* BEGIN DATA FOR THIS TASK *
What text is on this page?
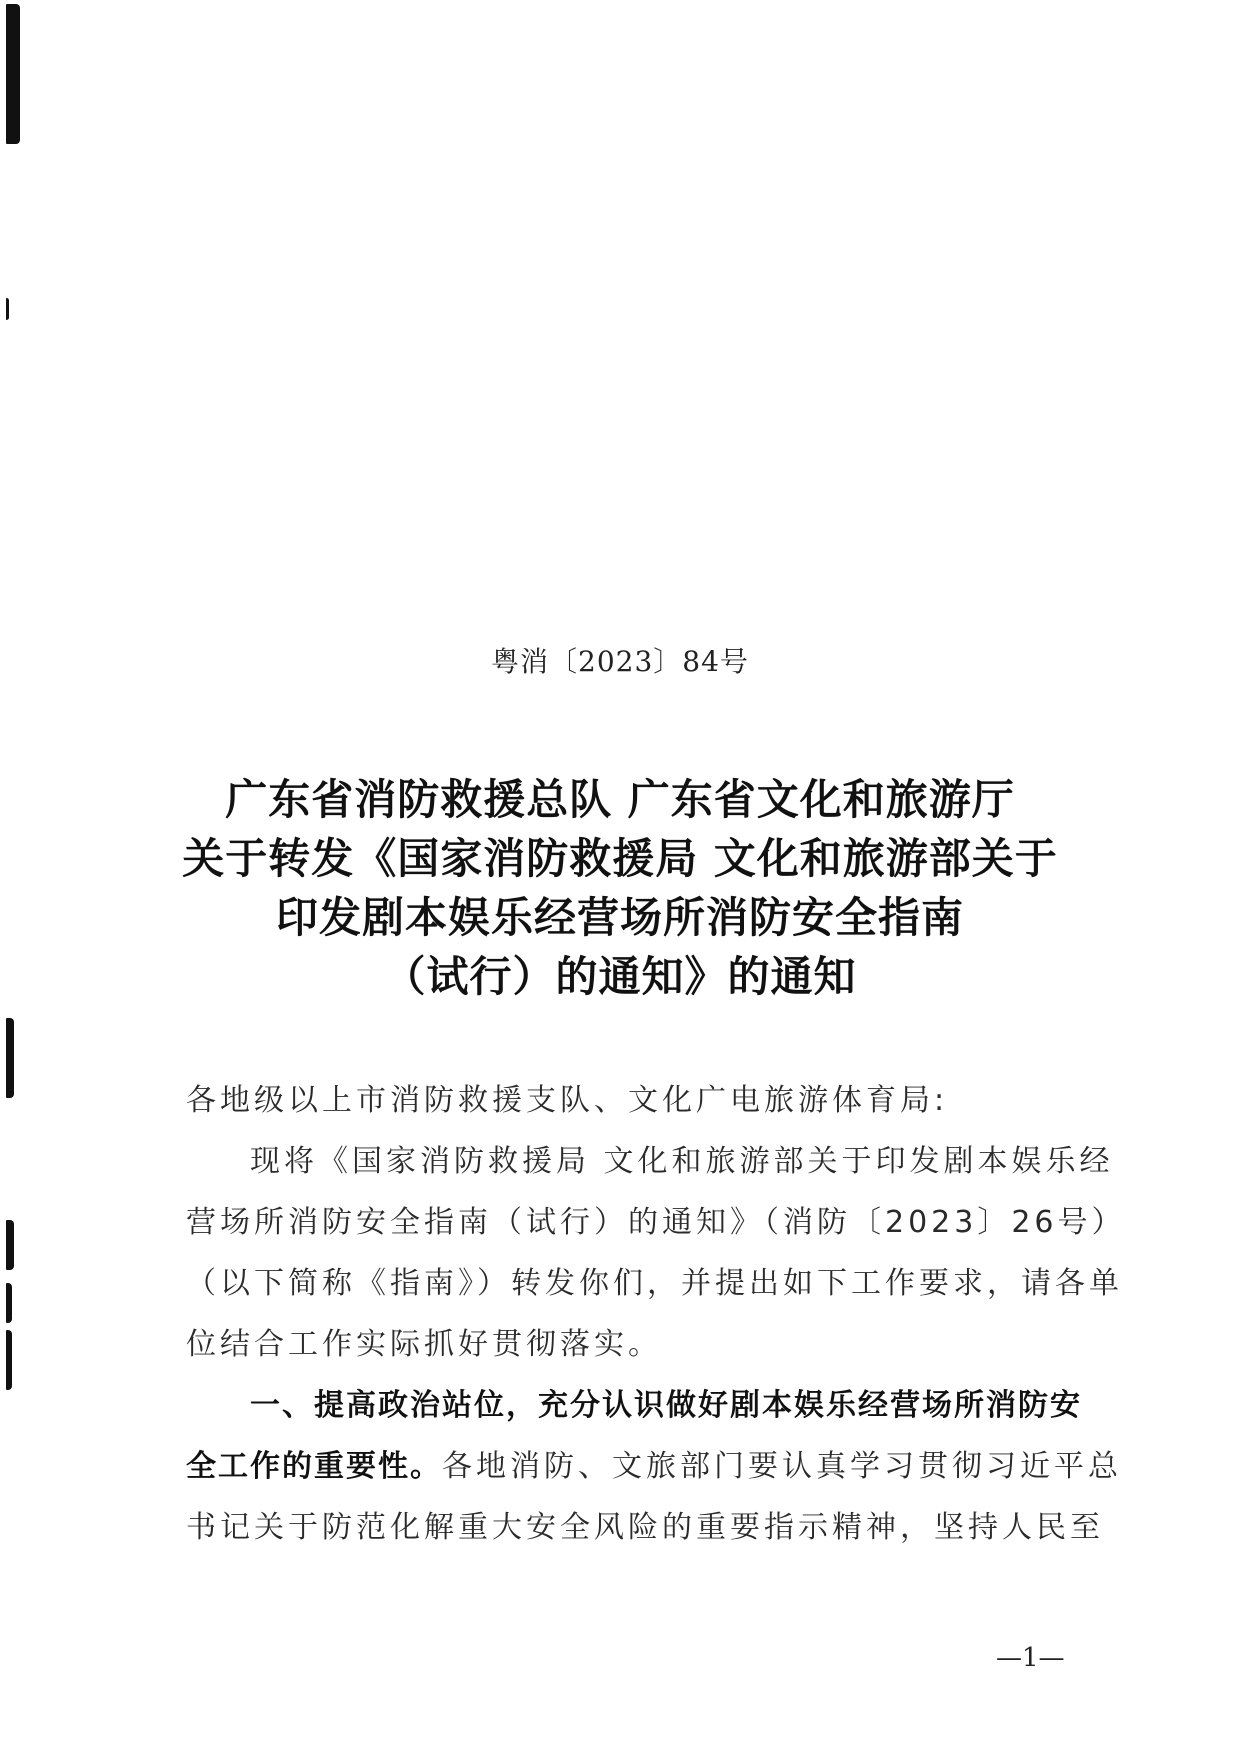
粤消〔2023〕84号
广东省消防救援总队 广东省文化和旅游厅
关于转发《国家消防救援局 文化和旅游部关于
印发剧本娱乐经营场所消防安全指南
（试行）的通知》的通知
各地级以上市消防救援支队、文化广电旅游体育局:
现将《国家消防救援局 文化和旅游部关于印发剧本娱乐经
营场所消防安全指南（试行）的通知》（消防〔2023〕26号）
（以下简称《指南》）转发你们，并提出如下工作要求，请各单
位结合工作实际抓好贯彻落实。
一、提高政治站位，充分认识做好剧本娱乐经营场所消防安
全工作的重要性。各地消防、文旅部门要认真学习贯彻习近平总
书记关于防范化解重大安全风险的重要指示精神，坚持人民至
—1—
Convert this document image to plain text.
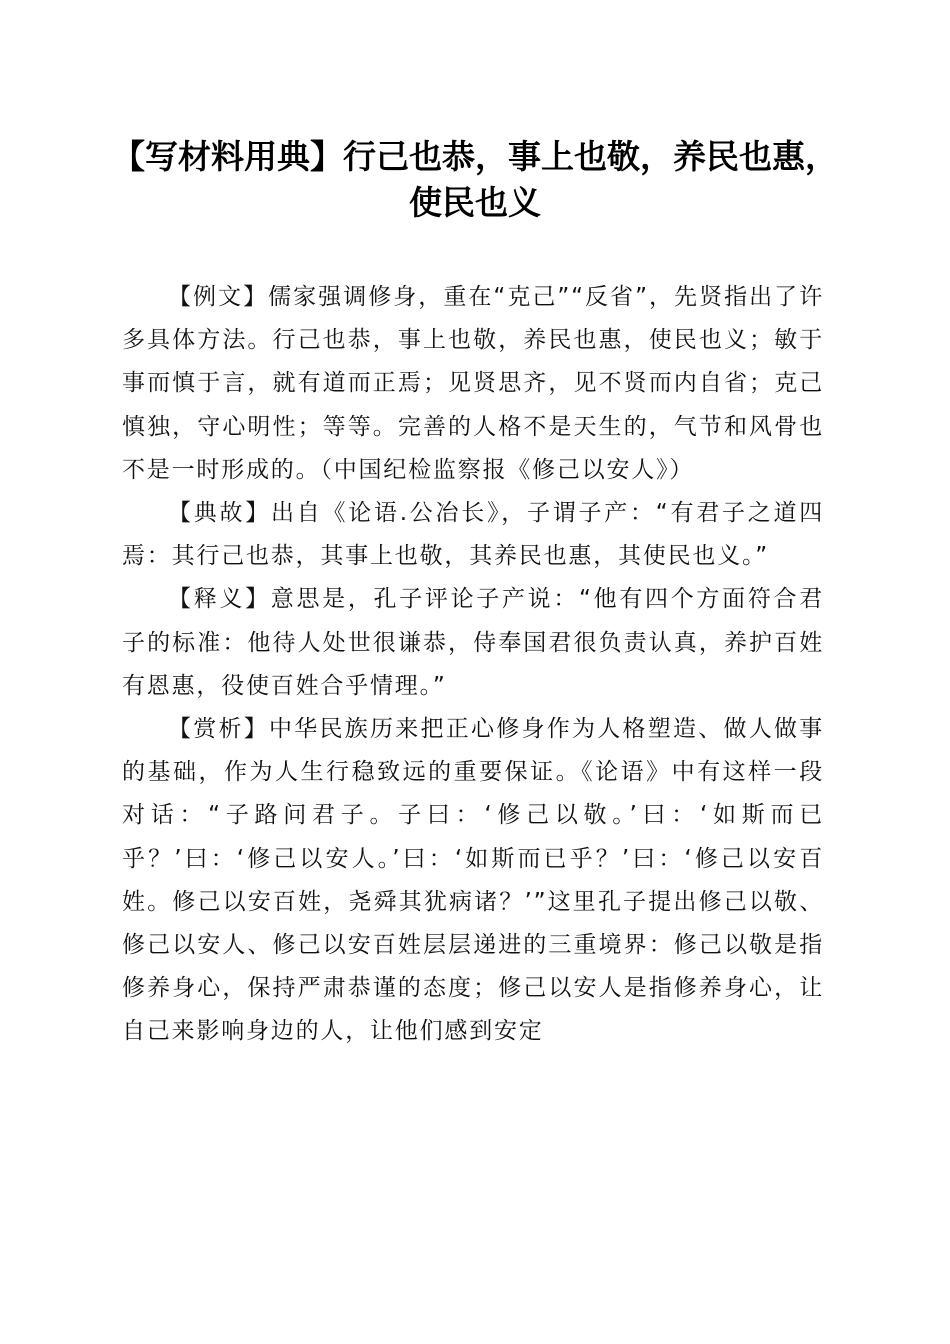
【写材料用典】行己也恭，事上也敬，养民也惠，使民也义

【例文】儒家强调修身，重在“克己”“反省”，先贤指出了许多具体方法。行己也恭，事上也敬，养民也惠，使民也义；敏于事而慎于言，就有道而正焉；见贤思齐，见不贤而内自省；克己慎独，守心明性；等等。完善的人格不是天生的，气节和风骨也不是一时形成的。（中国纪检监察报《修己以安人》）

【典故】出自《论语.公冶长》，子谓子产：“有君子之道四焉：其行己也恭，其事上也敬，其养民也惠，其使民也义。”

【释义】意思是，孔子评论子产说：“他有四个方面符合君子的标准：他待人处世很谦恭，侍奉国君很负责认真，养护百姓有恩惠，役使百姓合乎情理。”

【赏析】中华民族历来把正心修身作为人格塑造、做人做事的基础，作为人生行稳致远的重要保证。《论语》中有这样一段对话：“子路问君子。子曰：‘修己以敬。’曰：‘如斯而已乎？’曰：‘修己以安人。’曰：‘如斯而已乎？’曰：‘修己以安百姓。修己以安百姓，尧舜其犹病诸？’”这里孔子提出修己以敬、修己以安人、修己以安百姓层层递进的三重境界：修己以敬是指修养身心，保持严肃恭谨的态度；修己以安人是指修养身心，让自己来影响身边的人，让他们感到安定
* END DATA FOR THIS TASK *
§ **THE TASK**
All of the data above should be quoted exactly, except for the pictures.

§ **ANSWER TO THE TASK**
What text is on this page?
粤消〔2023〕84号
广东省消防救援总队 广东省文化和旅游厅
关于转发《国家消防救援局 文化和旅游部关于
印发剧本娱乐经营场所消防安全指南
（试行）的通知》的通知
各地级以上市消防救援支队、文化广电旅游体育局:
现将《国家消防救援局 文化和旅游部关于印发剧本娱乐经
营场所消防安全指南（试行）的通知》（消防〔2023〕26号）
（以下简称《指南》）转发你们，并提出如下工作要求，请各单
位结合工作实际抓好贯彻落实。
一、提高政治站位，充分认识做好剧本娱乐经营场所消防安
全工作的重要性。各地消防、文旅部门要认真学习贯彻习近平总
书记关于防范化解重大安全风险的重要指示精神，坚持人民至
—1—
Convert this document image to plain text.
【写材料用典】行己也恭，事上也敬，养民也惠，使民也义

【例文】儒家强调修身，重在“克己”“反省”，先贤指出了许多具体方法。行己也恭，事上也敬，养民也惠，使民也义；敏于事而慎于言，就有道而正焉；见贤思齐，见不贤而内自省；克己慎独，守心明性；等等。完善的人格不是天生的，气节和风骨也不是一时形成的。（中国纪检监察报《修己以安人》）

【典故】出自《论语.公冶长》，子谓子产：“有君子之道四焉：其行己也恭，其事上也敬，其养民也惠，其使民也义。”

【释义】意思是，孔子评论子产说：“他有四个方面符合君子的标准：他待人处世很谦恭，侍奉国君很负责认真，养护百姓有恩惠，役使百姓合乎情理。”

【赏析】中华民族历来把正心修身作为人格塑造、做人做事的基础，作为人生行稳致远的重要保证。《论语》中有这样一段对话：“子路问君子。子曰：‘修己以敬。’曰：‘如斯而已乎？’曰：‘修己以安人。’曰：‘如斯而已乎？’曰：‘修己以安百姓。修己以安百姓，尧舜其犹病诸？’”这里孔子提出修己以敬、修己以安人、修己以安百姓层层递进的三重境界：修己以敬是指修养身心，保持严肃恭谨的态度；修己以安人是指修养身心，让自己来影响身边的人，让他们感到安定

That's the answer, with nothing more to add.